Exercise description: Leave out the images; return the rest of the data exactly.

● ● ● ● ●

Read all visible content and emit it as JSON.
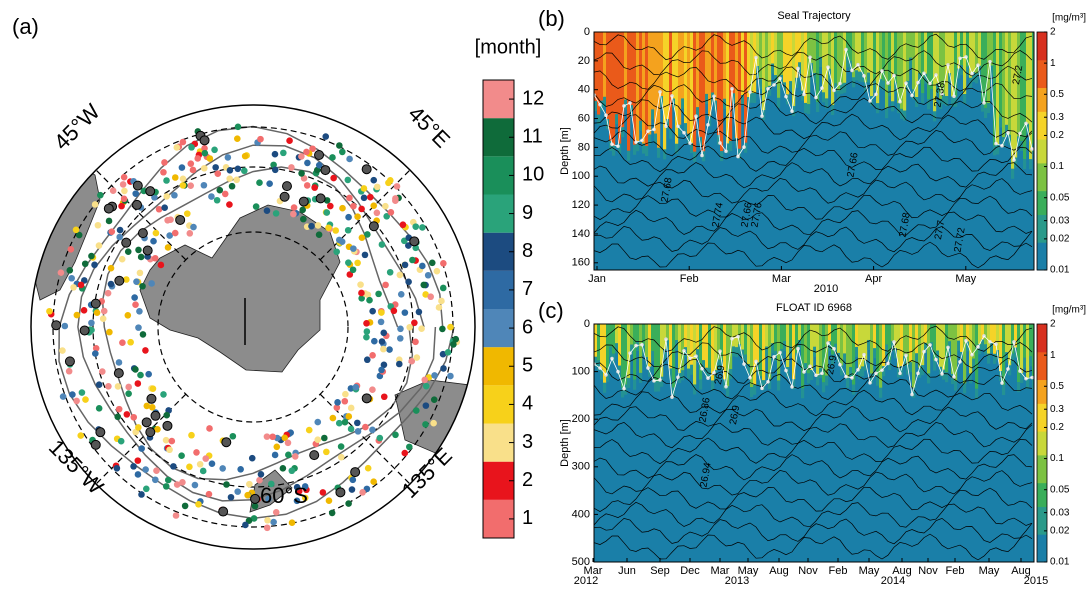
{
  "chart_data": [
    {
      "type": "map",
      "panel_label": "(a)",
      "colorbar": {
        "label": "[month]",
        "ticks": [
          1,
          2,
          3,
          4,
          5,
          6,
          7,
          8,
          9,
          10,
          11,
          12
        ],
        "lim": [
          0.5,
          12.5
        ],
        "colors": [
          "#f26d6d",
          "#e8141c",
          "#f9e08a",
          "#f7d11a",
          "#f0b800",
          "#4f86b8",
          "#2e6aa3",
          "#1c4b80",
          "#2aa37a",
          "#1a8f5a",
          "#0f6b3a",
          "#f28b8b"
        ]
      },
      "annotations": [
        "45°W",
        "45°E",
        "135°W",
        "135°E",
        "60°S"
      ]
    },
    {
      "type": "section",
      "panel_label": "(b)",
      "title": "Seal Trajectory",
      "ylabel": "Depth [m]",
      "ylim": [
        0,
        165
      ],
      "yticks": [
        0,
        20,
        40,
        60,
        80,
        100,
        120,
        140,
        160
      ],
      "categories": [
        "Jan",
        "Feb",
        "Mar",
        "Apr",
        "May"
      ],
      "year_labels": [
        "2010"
      ],
      "contour_labels": [
        "27.68",
        "27.74",
        "27.76",
        "27.66",
        "27.66",
        "27.68",
        "27.7",
        "27.72",
        "27.38",
        "27.2"
      ],
      "colorbar": {
        "label": "[mg/m³]",
        "ticks": [
          2,
          1,
          0.5,
          0.3,
          0.2,
          0.1,
          0.05,
          0.03,
          0.02,
          0.01
        ],
        "lim": [
          0.01,
          2
        ],
        "log": true,
        "colors": [
          "#1a7fa8",
          "#2a9a8a",
          "#3aae5a",
          "#7cc242",
          "#c8d83a",
          "#f5d328",
          "#f4a21e",
          "#ea5a1a",
          "#d7301f"
        ]
      }
    },
    {
      "type": "section",
      "panel_label": "(c)",
      "title": "FLOAT ID 6968",
      "ylabel": "Depth [m]",
      "ylim": [
        0,
        500
      ],
      "yticks": [
        0,
        100,
        200,
        300,
        400,
        500
      ],
      "categories": [
        "Mar",
        "Jun",
        "Sep",
        "Dec",
        "Mar",
        "May",
        "Aug",
        "Nov",
        "Feb",
        "May",
        "Aug",
        "Nov",
        "Feb",
        "May",
        "Aug"
      ],
      "year_labels": [
        "2012",
        "2013",
        "2014",
        "2015"
      ],
      "contour_labels": [
        "26.9",
        "26.86",
        "26.9",
        "26.94",
        "26.9"
      ],
      "colorbar": {
        "label": "[mg/m³]",
        "ticks": [
          2,
          1,
          0.5,
          0.3,
          0.2,
          0.1,
          0.05,
          0.03,
          0.02,
          0.01
        ],
        "lim": [
          0.01,
          2
        ],
        "log": true,
        "colors": [
          "#1a7fa8",
          "#2a9a8a",
          "#3aae5a",
          "#7cc242",
          "#c8d83a",
          "#f5d328",
          "#f4a21e",
          "#ea5a1a",
          "#d7301f"
        ]
      }
    }
  ]
}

● ● ● ● ●

Solved exercise:
Read all visible content and emit it as JSON.
{
  "chart_data": [
    {
      "type": "map",
      "panel_label": "(a)",
      "colorbar": {
        "label": "[month]",
        "ticks": [
          1,
          2,
          3,
          4,
          5,
          6,
          7,
          8,
          9,
          10,
          11,
          12
        ],
        "lim": [
          0.5,
          12.5
        ],
        "colors": [
          "#f26d6d",
          "#e8141c",
          "#f9e08a",
          "#f7d11a",
          "#f0b800",
          "#4f86b8",
          "#2e6aa3",
          "#1c4b80",
          "#2aa37a",
          "#1a8f5a",
          "#0f6b3a",
          "#f28b8b"
        ]
      },
      "annotations": [
        "45°W",
        "45°E",
        "135°W",
        "135°E",
        "60°S"
      ]
    },
    {
      "type": "section",
      "panel_label": "(b)",
      "title": "Seal Trajectory",
      "ylabel": "Depth [m]",
      "ylim": [
        0,
        165
      ],
      "yticks": [
        0,
        20,
        40,
        60,
        80,
        100,
        120,
        140,
        160
      ],
      "categories": [
        "Jan",
        "Feb",
        "Mar",
        "Apr",
        "May"
      ],
      "year_labels": [
        "2010"
      ],
      "contour_labels": [
        "27.68",
        "27.74",
        "27.76",
        "27.66",
        "27.66",
        "27.68",
        "27.7",
        "27.72",
        "27.38",
        "27.2"
      ],
      "colorbar": {
        "label": "[mg/m³]",
        "ticks": [
          2,
          1,
          0.5,
          0.3,
          0.2,
          0.1,
          0.05,
          0.03,
          0.02,
          0.01
        ],
        "lim": [
          0.01,
          2
        ],
        "log": true,
        "colors": [
          "#1a7fa8",
          "#2a9a8a",
          "#3aae5a",
          "#7cc242",
          "#c8d83a",
          "#f5d328",
          "#f4a21e",
          "#ea5a1a",
          "#d7301f"
        ]
      }
    },
    {
      "type": "section",
      "panel_label": "(c)",
      "title": "FLOAT ID 6968",
      "ylabel": "Depth [m]",
      "ylim": [
        0,
        500
      ],
      "yticks": [
        0,
        100,
        200,
        300,
        400,
        500
      ],
      "categories": [
        "Mar",
        "Jun",
        "Sep",
        "Dec",
        "Mar",
        "May",
        "Aug",
        "Nov",
        "Feb",
        "May",
        "Aug",
        "Nov",
        "Feb",
        "May",
        "Aug"
      ],
      "year_labels": [
        "2012",
        "2013",
        "2014",
        "2015"
      ],
      "contour_labels": [
        "26.9",
        "26.86",
        "26.9",
        "26.94",
        "26.9"
      ],
      "colorbar": {
        "label": "[mg/m³]",
        "ticks": [
          2,
          1,
          0.5,
          0.3,
          0.2,
          0.1,
          0.05,
          0.03,
          0.02,
          0.01
        ],
        "lim": [
          0.01,
          2
        ],
        "log": true,
        "colors": [
          "#1a7fa8",
          "#2a9a8a",
          "#3aae5a",
          "#7cc242",
          "#c8d83a",
          "#f5d328",
          "#f4a21e",
          "#ea5a1a",
          "#d7301f"
        ]
      }
    }
  ]
}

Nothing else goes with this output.